** Start of Stored rows **

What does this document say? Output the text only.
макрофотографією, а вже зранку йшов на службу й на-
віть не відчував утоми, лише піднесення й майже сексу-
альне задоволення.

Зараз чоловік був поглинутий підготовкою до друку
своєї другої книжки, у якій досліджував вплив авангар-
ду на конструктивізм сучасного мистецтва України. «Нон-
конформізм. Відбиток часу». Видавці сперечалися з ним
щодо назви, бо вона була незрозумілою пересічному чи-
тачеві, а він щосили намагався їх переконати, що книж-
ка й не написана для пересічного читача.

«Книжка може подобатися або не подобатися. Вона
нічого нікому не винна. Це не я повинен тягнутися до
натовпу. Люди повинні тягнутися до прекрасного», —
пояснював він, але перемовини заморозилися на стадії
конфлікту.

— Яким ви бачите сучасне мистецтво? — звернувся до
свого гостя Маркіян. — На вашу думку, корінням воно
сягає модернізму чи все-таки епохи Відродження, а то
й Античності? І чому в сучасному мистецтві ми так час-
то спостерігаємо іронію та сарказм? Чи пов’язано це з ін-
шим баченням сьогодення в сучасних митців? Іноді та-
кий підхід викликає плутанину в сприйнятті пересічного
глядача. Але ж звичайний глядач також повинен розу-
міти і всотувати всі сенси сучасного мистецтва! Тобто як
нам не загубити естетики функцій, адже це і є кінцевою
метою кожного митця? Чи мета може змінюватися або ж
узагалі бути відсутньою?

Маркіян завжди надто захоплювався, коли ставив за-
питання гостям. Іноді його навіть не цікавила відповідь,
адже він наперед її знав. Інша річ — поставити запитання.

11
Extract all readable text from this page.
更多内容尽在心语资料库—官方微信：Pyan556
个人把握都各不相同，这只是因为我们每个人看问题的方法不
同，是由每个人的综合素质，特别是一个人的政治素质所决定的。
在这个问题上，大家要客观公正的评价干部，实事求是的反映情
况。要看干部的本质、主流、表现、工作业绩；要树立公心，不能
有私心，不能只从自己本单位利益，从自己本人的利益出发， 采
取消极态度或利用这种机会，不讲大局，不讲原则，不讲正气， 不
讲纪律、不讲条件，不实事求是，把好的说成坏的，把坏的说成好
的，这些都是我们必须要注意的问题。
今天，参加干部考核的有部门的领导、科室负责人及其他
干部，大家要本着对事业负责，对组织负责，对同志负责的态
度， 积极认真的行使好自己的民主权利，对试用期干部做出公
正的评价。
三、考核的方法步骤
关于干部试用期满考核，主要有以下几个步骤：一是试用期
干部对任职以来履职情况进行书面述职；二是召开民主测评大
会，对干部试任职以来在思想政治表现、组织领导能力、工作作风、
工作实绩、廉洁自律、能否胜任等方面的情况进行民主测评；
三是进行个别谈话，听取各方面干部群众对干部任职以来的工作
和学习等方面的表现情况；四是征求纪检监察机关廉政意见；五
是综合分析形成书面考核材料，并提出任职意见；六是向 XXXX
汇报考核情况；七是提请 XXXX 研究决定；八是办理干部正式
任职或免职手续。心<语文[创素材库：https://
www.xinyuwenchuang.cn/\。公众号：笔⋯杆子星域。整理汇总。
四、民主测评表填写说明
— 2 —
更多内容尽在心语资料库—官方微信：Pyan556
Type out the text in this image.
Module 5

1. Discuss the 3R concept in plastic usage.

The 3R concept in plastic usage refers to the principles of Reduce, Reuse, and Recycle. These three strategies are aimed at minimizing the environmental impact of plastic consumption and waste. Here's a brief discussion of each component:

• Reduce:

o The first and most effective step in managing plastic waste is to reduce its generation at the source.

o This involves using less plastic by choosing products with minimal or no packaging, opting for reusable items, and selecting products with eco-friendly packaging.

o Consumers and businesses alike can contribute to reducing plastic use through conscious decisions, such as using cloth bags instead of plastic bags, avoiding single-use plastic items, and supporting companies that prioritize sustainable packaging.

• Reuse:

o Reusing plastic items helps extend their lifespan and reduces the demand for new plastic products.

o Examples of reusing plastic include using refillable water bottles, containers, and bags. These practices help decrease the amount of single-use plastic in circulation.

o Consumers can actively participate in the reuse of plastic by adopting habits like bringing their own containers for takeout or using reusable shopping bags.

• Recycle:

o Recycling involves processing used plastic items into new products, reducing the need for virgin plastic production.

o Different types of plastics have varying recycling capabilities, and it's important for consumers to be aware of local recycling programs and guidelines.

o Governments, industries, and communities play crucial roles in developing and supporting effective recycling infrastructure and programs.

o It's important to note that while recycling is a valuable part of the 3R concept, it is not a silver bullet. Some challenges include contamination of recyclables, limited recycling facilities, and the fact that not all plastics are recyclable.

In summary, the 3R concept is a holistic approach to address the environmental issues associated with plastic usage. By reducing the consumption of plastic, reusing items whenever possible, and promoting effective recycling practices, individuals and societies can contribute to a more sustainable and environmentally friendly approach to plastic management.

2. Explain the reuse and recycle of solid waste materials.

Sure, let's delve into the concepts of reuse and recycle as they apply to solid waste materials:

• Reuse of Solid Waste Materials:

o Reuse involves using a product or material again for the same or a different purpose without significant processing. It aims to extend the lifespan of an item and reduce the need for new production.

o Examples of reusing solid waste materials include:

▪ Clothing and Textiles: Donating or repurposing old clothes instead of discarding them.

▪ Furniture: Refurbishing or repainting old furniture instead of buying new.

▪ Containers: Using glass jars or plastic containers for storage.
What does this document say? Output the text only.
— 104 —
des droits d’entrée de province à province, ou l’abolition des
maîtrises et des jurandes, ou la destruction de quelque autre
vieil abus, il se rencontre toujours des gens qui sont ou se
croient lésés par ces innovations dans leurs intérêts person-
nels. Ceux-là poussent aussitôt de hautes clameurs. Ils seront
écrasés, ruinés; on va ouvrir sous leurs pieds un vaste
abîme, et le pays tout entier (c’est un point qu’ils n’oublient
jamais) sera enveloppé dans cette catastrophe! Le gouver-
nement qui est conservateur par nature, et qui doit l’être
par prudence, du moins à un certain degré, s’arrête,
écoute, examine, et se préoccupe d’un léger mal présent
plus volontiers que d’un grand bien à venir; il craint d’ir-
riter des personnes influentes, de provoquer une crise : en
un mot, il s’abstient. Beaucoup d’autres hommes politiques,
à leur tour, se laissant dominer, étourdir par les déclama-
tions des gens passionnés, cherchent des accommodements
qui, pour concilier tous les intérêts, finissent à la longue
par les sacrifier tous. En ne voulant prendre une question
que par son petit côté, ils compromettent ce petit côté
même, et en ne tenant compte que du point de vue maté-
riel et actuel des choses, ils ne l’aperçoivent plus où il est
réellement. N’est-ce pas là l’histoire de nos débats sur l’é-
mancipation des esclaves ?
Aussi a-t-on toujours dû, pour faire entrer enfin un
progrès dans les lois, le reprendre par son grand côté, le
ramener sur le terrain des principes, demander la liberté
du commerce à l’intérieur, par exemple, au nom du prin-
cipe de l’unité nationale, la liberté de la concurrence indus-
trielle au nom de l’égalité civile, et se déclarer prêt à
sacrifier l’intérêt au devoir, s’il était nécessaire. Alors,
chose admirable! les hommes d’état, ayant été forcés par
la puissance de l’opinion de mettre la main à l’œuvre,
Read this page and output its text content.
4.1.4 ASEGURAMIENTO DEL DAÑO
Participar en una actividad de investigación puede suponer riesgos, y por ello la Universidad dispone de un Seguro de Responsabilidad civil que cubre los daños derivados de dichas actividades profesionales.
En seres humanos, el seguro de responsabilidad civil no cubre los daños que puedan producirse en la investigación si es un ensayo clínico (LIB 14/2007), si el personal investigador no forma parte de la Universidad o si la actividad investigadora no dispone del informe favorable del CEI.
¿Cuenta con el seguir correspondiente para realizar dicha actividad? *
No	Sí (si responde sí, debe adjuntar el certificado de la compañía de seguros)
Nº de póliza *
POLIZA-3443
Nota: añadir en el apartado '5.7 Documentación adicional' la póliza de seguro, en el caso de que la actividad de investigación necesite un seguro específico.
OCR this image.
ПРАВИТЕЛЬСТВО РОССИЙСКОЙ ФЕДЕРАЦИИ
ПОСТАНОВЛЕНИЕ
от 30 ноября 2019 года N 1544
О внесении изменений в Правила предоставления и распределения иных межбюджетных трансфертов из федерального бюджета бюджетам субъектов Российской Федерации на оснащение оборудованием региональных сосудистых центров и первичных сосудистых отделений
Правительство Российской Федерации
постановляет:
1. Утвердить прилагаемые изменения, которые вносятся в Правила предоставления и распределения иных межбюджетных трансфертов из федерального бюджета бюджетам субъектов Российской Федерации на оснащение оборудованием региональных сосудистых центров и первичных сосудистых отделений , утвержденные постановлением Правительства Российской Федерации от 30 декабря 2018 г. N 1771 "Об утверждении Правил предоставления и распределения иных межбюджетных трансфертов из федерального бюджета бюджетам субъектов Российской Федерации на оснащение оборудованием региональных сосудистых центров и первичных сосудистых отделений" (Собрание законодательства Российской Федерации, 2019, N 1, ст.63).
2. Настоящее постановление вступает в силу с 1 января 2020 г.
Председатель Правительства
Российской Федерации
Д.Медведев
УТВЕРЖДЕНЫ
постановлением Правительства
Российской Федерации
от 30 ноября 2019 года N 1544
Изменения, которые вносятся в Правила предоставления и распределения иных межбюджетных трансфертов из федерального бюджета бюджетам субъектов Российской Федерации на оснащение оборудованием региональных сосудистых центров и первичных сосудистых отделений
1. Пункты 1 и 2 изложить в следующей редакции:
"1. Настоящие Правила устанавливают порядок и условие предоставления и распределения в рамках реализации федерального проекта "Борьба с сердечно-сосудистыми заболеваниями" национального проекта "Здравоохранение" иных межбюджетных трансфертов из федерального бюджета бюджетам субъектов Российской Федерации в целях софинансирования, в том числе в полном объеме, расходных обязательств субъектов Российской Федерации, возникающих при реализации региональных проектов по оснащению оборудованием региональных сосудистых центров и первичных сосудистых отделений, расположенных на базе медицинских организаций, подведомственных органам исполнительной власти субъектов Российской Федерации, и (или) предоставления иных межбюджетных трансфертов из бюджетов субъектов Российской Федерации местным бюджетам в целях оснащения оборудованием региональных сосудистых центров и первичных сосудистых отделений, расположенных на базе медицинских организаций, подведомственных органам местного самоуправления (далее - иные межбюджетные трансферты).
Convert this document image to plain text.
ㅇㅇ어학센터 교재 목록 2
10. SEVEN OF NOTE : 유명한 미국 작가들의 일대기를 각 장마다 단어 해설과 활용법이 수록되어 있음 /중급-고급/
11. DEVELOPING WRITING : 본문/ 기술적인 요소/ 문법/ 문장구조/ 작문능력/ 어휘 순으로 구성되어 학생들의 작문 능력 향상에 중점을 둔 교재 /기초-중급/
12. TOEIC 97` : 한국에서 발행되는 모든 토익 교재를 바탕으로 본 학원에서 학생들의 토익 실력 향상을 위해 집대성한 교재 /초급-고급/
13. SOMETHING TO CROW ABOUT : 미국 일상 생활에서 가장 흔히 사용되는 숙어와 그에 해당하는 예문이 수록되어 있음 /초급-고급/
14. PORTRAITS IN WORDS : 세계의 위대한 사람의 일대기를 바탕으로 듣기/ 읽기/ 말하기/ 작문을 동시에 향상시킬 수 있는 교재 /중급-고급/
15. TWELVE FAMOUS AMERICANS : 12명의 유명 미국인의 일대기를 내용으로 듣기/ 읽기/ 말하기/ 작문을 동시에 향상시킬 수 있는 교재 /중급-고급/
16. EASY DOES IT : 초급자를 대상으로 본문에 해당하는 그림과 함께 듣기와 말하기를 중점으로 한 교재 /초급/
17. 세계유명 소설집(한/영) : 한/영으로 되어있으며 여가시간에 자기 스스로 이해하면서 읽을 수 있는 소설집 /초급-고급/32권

** End of Stored rows **

Task brief → In the records above, find each line with the word "lifespan" and copy it.

Solution →
o Reusing plastic items helps extend their lifespan and reduces the demand for new plastic products.
o Reuse involves using a product or material again for the same or a different purpose without significant processing. It aims to extend the lifespan of an item and reduce the need for new production.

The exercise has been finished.